▶ _Directive_: Without the pictures, return all of the material exactly as written.

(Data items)
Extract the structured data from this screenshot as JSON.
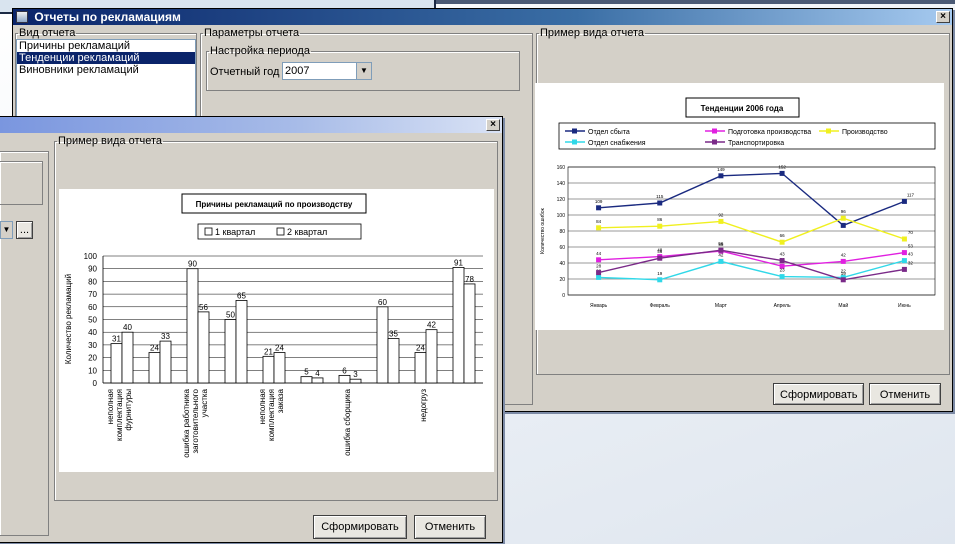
{
  "main_window": {
    "title": "Отчеты по рекламациям",
    "report_type_legend": "Вид отчета",
    "report_types": [
      {
        "label": "Причины рекламаций",
        "selected": false
      },
      {
        "label": "Тенденции рекламаций",
        "selected": true
      },
      {
        "label": "Виновники рекламаций",
        "selected": false
      }
    ],
    "params_legend": "Параметры отчета",
    "period_legend": "Настройка периода",
    "year_label": "Отчетный год",
    "year_value": "2007",
    "preview_legend": "Пример вида отчета",
    "generate_button": "Сформировать",
    "cancel_button": "Отменить"
  },
  "second_window": {
    "preview_legend": "Пример вида отчета",
    "ellipsis_button": "...",
    "generate_button": "Сформировать",
    "cancel_button": "Отменить"
  },
  "colors": {
    "title_active": "#0a246a",
    "selected": "#0a246a",
    "dialog": "#d4d0c8"
  },
  "chart_data": [
    {
      "type": "line",
      "title": "Тенденции 2006 года",
      "ylabel": "Количество ошибок",
      "categories": [
        "Январь",
        "Февраль",
        "Март",
        "Апрель",
        "Май",
        "Июнь"
      ],
      "ylim": [
        0,
        160
      ],
      "yticks": [
        "0",
        "20",
        "40",
        "60",
        "80",
        "100",
        "120",
        "140",
        "160"
      ],
      "series": [
        {
          "name": "Отдел сбыта",
          "color": "#1a2a80",
          "values": [
            109,
            115,
            149,
            152,
            87,
            117
          ],
          "labels": [
            "109",
            "115",
            "149",
            "152",
            "87",
            "117"
          ]
        },
        {
          "name": "Подготовка производства",
          "color": "#e020e0",
          "values": [
            44,
            48,
            55,
            36,
            42,
            53
          ],
          "labels": [
            "44",
            "48",
            "55",
            "36",
            "42",
            "53"
          ]
        },
        {
          "name": "Производство",
          "color": "#f0f020",
          "values": [
            84,
            86,
            92,
            66,
            96,
            70
          ],
          "labels": [
            "84",
            "86",
            "92",
            "66",
            "96",
            "70"
          ]
        },
        {
          "name": "Отдел снабжения",
          "color": "#30d8e8",
          "values": [
            22,
            19,
            42,
            23,
            22,
            43
          ],
          "labels": [
            "22",
            "19",
            "42",
            "23",
            "22",
            "43"
          ]
        },
        {
          "name": "Транспортировка",
          "color": "#7a2a88",
          "values": [
            28,
            46,
            56,
            43,
            19,
            32
          ],
          "labels": [
            "28",
            "46",
            "56",
            "43",
            "19",
            "32"
          ]
        }
      ],
      "legend": "top"
    },
    {
      "type": "bar",
      "title": "Причины рекламаций по производству",
      "ylabel": "Количество рекламаций",
      "ylim": [
        0,
        100
      ],
      "yticks": [
        "0",
        "10",
        "20",
        "30",
        "40",
        "50",
        "60",
        "70",
        "80",
        "90",
        "100"
      ],
      "categories": [
        "неполная комплектация фурнитуры",
        "",
        "ошибка работника заготовительного участка",
        "",
        "неполная комплектация заказа",
        "",
        "ошибка сборщика",
        "",
        "недогруз",
        ""
      ],
      "category_lines": [
        [
          "неполная",
          "комплектация",
          "фурнитуры"
        ],
        [],
        [
          "ошибка работника",
          "заготовительного",
          "участка"
        ],
        [],
        [
          "неполная",
          "комплектация",
          "заказа"
        ],
        [],
        [
          "ошибка сборщика"
        ],
        [],
        [
          "недогруз"
        ],
        []
      ],
      "series": [
        {
          "name": "1 квартал",
          "values": [
            31,
            24,
            90,
            50,
            21,
            5,
            6,
            60,
            24,
            91
          ]
        },
        {
          "name": "2 квартал",
          "values": [
            40,
            33,
            56,
            65,
            24,
            4,
            3,
            35,
            42,
            78
          ]
        }
      ],
      "legend": "top"
    }
  ]
}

▶ _Worked solution_:
Extract the structured data from this screenshot as JSON.
{
  "main_window": {
    "title": "Отчеты по рекламациям",
    "report_type_legend": "Вид отчета",
    "report_types": [
      {
        "label": "Причины рекламаций",
        "selected": false
      },
      {
        "label": "Тенденции рекламаций",
        "selected": true
      },
      {
        "label": "Виновники рекламаций",
        "selected": false
      }
    ],
    "params_legend": "Параметры отчета",
    "period_legend": "Настройка периода",
    "year_label": "Отчетный год",
    "year_value": "2007",
    "preview_legend": "Пример вида отчета",
    "generate_button": "Сформировать",
    "cancel_button": "Отменить"
  },
  "second_window": {
    "preview_legend": "Пример вида отчета",
    "ellipsis_button": "...",
    "generate_button": "Сформировать",
    "cancel_button": "Отменить"
  },
  "colors": {
    "title_active": "#0a246a",
    "selected": "#0a246a",
    "dialog": "#d4d0c8"
  },
  "chart_data": [
    {
      "type": "line",
      "title": "Тенденции 2006 года",
      "ylabel": "Количество ошибок",
      "categories": [
        "Январь",
        "Февраль",
        "Март",
        "Апрель",
        "Май",
        "Июнь"
      ],
      "ylim": [
        0,
        160
      ],
      "yticks": [
        "0",
        "20",
        "40",
        "60",
        "80",
        "100",
        "120",
        "140",
        "160"
      ],
      "series": [
        {
          "name": "Отдел сбыта",
          "color": "#1a2a80",
          "values": [
            109,
            115,
            149,
            152,
            87,
            117
          ],
          "labels": [
            "109",
            "115",
            "149",
            "152",
            "87",
            "117"
          ]
        },
        {
          "name": "Подготовка производства",
          "color": "#e020e0",
          "values": [
            44,
            48,
            55,
            36,
            42,
            53
          ],
          "labels": [
            "44",
            "48",
            "55",
            "36",
            "42",
            "53"
          ]
        },
        {
          "name": "Производство",
          "color": "#f0f020",
          "values": [
            84,
            86,
            92,
            66,
            96,
            70
          ],
          "labels": [
            "84",
            "86",
            "92",
            "66",
            "96",
            "70"
          ]
        },
        {
          "name": "Отдел снабжения",
          "color": "#30d8e8",
          "values": [
            22,
            19,
            42,
            23,
            22,
            43
          ],
          "labels": [
            "22",
            "19",
            "42",
            "23",
            "22",
            "43"
          ]
        },
        {
          "name": "Транспортировка",
          "color": "#7a2a88",
          "values": [
            28,
            46,
            56,
            43,
            19,
            32
          ],
          "labels": [
            "28",
            "46",
            "56",
            "43",
            "19",
            "32"
          ]
        }
      ],
      "legend": "top"
    },
    {
      "type": "bar",
      "title": "Причины рекламаций по производству",
      "ylabel": "Количество рекламаций",
      "ylim": [
        0,
        100
      ],
      "yticks": [
        "0",
        "10",
        "20",
        "30",
        "40",
        "50",
        "60",
        "70",
        "80",
        "90",
        "100"
      ],
      "categories": [
        "неполная комплектация фурнитуры",
        "",
        "ошибка работника заготовительного участка",
        "",
        "неполная комплектация заказа",
        "",
        "ошибка сборщика",
        "",
        "недогруз",
        ""
      ],
      "category_lines": [
        [
          "неполная",
          "комплектация",
          "фурнитуры"
        ],
        [],
        [
          "ошибка работника",
          "заготовительного",
          "участка"
        ],
        [],
        [
          "неполная",
          "комплектация",
          "заказа"
        ],
        [],
        [
          "ошибка сборщика"
        ],
        [],
        [
          "недогруз"
        ],
        []
      ],
      "series": [
        {
          "name": "1 квартал",
          "values": [
            31,
            24,
            90,
            50,
            21,
            5,
            6,
            60,
            24,
            91
          ]
        },
        {
          "name": "2 квартал",
          "values": [
            40,
            33,
            56,
            65,
            24,
            4,
            3,
            35,
            42,
            78
          ]
        }
      ],
      "legend": "top"
    }
  ]
}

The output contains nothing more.